### GIVEN REQUEST
Could you copy out, word for word, the part of the items that opens with the line containing "Patent image size: (1320, 918)." and closes with the line containing "The first end 32 is at (226, 303).", both of those lines included?
** start of EXCERPTED RECORDS **
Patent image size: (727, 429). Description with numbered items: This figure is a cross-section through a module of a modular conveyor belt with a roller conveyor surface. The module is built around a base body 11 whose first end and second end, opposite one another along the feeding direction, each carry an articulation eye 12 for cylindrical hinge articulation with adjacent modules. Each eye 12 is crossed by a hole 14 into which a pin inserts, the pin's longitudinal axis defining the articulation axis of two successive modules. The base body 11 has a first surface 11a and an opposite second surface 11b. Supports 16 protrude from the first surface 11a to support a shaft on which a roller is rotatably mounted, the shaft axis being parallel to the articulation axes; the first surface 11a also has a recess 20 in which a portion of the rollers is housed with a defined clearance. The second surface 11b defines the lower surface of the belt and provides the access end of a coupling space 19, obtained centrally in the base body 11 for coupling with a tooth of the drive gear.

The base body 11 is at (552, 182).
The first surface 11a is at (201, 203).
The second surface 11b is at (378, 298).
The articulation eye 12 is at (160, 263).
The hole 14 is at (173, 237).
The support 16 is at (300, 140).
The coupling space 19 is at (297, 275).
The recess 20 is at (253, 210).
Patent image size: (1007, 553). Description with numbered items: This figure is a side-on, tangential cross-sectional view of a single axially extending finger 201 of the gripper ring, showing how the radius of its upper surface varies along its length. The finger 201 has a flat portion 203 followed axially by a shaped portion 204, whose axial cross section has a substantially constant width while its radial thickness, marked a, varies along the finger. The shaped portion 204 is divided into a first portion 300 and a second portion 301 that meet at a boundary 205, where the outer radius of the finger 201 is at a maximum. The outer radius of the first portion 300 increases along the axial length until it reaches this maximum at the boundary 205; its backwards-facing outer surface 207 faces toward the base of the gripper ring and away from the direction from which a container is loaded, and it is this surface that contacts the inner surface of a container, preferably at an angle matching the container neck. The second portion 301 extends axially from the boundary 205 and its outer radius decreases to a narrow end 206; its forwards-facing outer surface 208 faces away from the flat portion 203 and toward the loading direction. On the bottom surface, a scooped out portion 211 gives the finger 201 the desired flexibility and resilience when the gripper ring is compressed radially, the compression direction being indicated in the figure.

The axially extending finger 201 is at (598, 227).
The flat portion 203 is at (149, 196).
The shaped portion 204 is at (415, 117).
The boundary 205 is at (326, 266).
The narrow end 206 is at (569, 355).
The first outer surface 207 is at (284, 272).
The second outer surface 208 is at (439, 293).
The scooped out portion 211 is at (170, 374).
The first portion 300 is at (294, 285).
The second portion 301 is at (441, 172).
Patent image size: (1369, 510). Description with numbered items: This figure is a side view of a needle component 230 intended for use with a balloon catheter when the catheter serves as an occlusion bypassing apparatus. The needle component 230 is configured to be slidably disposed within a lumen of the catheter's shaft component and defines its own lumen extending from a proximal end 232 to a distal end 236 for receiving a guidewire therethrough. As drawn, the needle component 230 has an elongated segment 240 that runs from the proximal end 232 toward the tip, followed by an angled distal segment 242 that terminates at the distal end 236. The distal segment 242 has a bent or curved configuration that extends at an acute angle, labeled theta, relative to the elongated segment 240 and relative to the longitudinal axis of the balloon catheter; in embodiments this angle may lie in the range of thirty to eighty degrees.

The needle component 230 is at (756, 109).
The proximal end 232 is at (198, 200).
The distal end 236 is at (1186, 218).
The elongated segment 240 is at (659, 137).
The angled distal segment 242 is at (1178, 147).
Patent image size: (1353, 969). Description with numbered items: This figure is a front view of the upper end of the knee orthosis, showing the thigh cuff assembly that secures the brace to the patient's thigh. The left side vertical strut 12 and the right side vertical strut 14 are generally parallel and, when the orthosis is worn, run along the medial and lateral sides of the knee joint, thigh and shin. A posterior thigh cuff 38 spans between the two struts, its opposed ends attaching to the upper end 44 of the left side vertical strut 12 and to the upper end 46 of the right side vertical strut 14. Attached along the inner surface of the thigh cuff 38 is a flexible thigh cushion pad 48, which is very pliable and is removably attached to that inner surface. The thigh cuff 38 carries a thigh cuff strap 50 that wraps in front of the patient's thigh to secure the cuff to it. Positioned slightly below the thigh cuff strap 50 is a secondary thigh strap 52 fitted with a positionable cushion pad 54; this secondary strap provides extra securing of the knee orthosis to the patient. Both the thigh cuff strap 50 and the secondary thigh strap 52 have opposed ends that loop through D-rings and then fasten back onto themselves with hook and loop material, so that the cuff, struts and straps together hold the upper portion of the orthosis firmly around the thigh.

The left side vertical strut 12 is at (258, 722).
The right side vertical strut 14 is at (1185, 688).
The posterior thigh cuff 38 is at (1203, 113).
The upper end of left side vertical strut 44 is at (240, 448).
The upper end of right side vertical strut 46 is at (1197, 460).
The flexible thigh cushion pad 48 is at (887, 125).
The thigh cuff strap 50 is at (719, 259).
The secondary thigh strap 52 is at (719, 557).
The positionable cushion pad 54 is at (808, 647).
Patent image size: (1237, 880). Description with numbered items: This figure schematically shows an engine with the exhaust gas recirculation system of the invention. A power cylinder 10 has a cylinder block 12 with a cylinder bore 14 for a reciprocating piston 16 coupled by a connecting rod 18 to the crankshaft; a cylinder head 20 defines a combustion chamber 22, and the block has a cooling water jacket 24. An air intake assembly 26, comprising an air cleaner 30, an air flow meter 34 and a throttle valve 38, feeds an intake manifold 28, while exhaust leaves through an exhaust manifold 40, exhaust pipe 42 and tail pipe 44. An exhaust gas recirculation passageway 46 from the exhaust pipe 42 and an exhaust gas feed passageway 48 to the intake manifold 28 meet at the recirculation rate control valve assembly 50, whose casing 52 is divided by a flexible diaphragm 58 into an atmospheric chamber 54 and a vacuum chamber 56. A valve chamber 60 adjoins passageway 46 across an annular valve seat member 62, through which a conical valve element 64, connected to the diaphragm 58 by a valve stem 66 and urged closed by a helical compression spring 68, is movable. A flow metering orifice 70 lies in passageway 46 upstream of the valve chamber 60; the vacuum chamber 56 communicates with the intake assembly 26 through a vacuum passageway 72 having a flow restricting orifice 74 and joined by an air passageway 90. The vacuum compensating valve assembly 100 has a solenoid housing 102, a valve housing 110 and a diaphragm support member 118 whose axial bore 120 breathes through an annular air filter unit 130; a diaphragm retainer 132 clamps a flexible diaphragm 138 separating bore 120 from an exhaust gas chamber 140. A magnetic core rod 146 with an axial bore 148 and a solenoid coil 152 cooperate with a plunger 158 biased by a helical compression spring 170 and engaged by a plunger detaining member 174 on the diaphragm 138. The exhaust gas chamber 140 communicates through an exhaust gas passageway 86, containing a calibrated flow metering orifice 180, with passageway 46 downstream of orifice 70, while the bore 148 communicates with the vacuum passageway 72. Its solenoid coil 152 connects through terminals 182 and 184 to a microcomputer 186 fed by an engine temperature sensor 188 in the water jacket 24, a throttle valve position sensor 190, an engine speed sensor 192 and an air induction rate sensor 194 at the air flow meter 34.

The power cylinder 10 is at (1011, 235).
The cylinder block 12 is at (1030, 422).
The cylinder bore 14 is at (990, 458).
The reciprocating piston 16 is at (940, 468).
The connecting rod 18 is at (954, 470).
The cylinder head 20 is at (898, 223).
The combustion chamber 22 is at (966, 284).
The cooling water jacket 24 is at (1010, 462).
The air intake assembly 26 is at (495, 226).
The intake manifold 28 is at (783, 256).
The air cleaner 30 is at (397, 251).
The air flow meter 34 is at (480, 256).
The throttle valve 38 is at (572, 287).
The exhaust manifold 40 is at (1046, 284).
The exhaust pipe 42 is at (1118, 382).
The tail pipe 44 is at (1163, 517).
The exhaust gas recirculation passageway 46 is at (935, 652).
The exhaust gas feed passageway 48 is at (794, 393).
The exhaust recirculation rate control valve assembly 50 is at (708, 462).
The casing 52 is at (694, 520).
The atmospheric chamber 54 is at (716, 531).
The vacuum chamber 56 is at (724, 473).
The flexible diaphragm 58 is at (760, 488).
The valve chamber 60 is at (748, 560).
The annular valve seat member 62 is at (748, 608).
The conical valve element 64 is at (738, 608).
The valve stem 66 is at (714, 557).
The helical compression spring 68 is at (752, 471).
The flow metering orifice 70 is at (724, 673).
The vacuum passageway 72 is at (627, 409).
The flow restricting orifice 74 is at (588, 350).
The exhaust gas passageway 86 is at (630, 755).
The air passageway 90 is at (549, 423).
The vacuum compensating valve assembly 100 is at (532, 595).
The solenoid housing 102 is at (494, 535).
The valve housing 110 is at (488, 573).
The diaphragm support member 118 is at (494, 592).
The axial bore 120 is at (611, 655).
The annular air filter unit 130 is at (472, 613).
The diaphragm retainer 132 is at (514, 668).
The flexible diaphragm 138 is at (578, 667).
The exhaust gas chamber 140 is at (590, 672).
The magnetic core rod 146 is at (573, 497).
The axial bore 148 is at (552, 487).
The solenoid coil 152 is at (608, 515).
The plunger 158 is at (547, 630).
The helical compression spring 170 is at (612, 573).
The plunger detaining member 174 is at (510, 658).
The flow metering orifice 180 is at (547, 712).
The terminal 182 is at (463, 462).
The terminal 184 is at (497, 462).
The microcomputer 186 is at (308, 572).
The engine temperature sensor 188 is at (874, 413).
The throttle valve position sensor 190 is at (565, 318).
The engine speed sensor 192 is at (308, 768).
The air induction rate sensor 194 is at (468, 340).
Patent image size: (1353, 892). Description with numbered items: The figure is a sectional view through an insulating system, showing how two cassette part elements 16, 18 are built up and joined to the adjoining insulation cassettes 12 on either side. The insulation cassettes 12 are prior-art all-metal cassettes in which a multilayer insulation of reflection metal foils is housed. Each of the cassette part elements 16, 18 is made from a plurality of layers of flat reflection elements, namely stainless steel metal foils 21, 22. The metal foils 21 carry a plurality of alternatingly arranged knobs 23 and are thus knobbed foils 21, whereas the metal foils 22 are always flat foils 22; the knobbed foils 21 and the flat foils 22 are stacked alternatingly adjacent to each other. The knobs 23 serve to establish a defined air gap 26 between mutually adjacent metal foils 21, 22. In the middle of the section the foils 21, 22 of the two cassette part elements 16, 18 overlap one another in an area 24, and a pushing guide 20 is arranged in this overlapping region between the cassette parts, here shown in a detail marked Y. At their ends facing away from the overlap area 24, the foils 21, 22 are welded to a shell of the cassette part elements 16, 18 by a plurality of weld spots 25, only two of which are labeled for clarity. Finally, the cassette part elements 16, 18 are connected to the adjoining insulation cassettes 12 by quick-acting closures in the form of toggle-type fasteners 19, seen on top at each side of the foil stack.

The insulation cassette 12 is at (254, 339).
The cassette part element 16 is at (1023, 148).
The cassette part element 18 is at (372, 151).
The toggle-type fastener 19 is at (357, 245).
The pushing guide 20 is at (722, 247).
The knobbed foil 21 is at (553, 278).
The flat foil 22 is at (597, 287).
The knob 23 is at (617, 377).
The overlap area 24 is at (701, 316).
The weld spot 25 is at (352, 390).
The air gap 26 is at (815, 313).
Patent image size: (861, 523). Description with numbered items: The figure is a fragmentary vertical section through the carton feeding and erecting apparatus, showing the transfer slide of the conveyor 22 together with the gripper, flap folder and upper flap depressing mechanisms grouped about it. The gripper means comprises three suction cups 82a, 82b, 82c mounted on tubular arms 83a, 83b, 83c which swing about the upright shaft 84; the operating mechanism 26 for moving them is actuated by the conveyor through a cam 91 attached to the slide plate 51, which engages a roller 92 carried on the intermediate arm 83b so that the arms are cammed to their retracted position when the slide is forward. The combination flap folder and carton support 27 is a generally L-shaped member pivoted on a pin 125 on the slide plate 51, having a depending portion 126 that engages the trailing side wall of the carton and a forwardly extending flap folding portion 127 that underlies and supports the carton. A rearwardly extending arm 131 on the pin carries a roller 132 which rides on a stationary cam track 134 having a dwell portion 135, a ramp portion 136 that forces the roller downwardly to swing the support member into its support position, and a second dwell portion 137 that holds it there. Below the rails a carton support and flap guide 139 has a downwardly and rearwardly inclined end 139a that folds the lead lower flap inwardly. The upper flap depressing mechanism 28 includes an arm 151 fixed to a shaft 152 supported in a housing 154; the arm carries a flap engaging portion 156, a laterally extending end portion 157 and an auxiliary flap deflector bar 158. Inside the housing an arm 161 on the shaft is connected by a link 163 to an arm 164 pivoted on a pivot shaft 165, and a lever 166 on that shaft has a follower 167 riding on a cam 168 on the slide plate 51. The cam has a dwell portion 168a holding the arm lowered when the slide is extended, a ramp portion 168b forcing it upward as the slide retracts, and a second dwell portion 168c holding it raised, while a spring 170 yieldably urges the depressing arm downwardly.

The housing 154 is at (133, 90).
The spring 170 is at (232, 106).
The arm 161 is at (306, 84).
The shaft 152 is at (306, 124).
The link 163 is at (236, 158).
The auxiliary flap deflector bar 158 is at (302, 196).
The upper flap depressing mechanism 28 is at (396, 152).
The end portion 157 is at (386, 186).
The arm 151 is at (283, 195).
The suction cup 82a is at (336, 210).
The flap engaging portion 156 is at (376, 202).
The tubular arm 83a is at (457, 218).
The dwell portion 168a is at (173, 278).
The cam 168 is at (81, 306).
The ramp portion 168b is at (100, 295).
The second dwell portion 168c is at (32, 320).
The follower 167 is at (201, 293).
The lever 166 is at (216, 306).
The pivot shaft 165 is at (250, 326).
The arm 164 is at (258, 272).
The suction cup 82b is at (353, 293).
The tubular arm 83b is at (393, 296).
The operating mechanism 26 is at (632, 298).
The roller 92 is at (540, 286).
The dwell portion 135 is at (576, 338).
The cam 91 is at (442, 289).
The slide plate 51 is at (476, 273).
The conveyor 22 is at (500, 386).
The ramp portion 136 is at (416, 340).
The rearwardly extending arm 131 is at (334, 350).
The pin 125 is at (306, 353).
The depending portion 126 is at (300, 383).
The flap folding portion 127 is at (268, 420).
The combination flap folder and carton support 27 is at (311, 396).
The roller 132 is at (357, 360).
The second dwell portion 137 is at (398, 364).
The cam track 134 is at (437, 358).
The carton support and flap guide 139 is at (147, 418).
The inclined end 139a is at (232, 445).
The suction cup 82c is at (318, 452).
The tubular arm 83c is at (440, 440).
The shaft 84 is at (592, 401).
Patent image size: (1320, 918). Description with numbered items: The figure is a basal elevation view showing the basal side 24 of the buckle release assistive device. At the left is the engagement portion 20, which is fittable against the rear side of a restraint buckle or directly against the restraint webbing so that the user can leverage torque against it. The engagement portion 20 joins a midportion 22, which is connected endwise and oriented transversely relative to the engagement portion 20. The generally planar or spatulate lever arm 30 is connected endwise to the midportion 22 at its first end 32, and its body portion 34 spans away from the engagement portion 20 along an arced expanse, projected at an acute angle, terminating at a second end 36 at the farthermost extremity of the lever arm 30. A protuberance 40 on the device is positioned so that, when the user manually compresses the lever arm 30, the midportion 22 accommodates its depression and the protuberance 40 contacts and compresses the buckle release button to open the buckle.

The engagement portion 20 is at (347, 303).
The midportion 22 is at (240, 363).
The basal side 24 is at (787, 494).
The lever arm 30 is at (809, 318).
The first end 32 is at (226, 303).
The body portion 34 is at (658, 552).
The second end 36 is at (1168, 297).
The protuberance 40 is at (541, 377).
** end of EXCERPTED RECORDS **
### EXERCISE RESPONSE
Patent image size: (1320, 918). Description with numbered items: The figure is a basal elevation view showing the basal side 24 of the buckle release assistive device. At the left is the engagement portion 20, which is fittable against the rear side of a restraint buckle or directly against the restraint webbing so that the user can leverage torque against it. The engagement portion 20 joins a midportion 22, which is connected endwise and oriented transversely relative to the engagement portion 20. The generally planar or spatulate lever arm 30 is connected endwise to the midportion 22 at its first end 32, and its body portion 34 spans away from the engagement portion 20 along an arced expanse, projected at an acute angle, terminating at a second end 36 at the farthermost extremity of the lever arm 30. A protuberance 40 on the device is positioned so that, when the user manually compresses the lever arm 30, the midportion 22 accommodates its depression and the protuberance 40 contacts and compresses the buckle release button to open the buckle.

The engagement portion 20 is at (347, 303).
The midportion 22 is at (240, 363).
The basal side 24 is at (787, 494).
The lever arm 30 is at (809, 318).
The first end 32 is at (226, 303).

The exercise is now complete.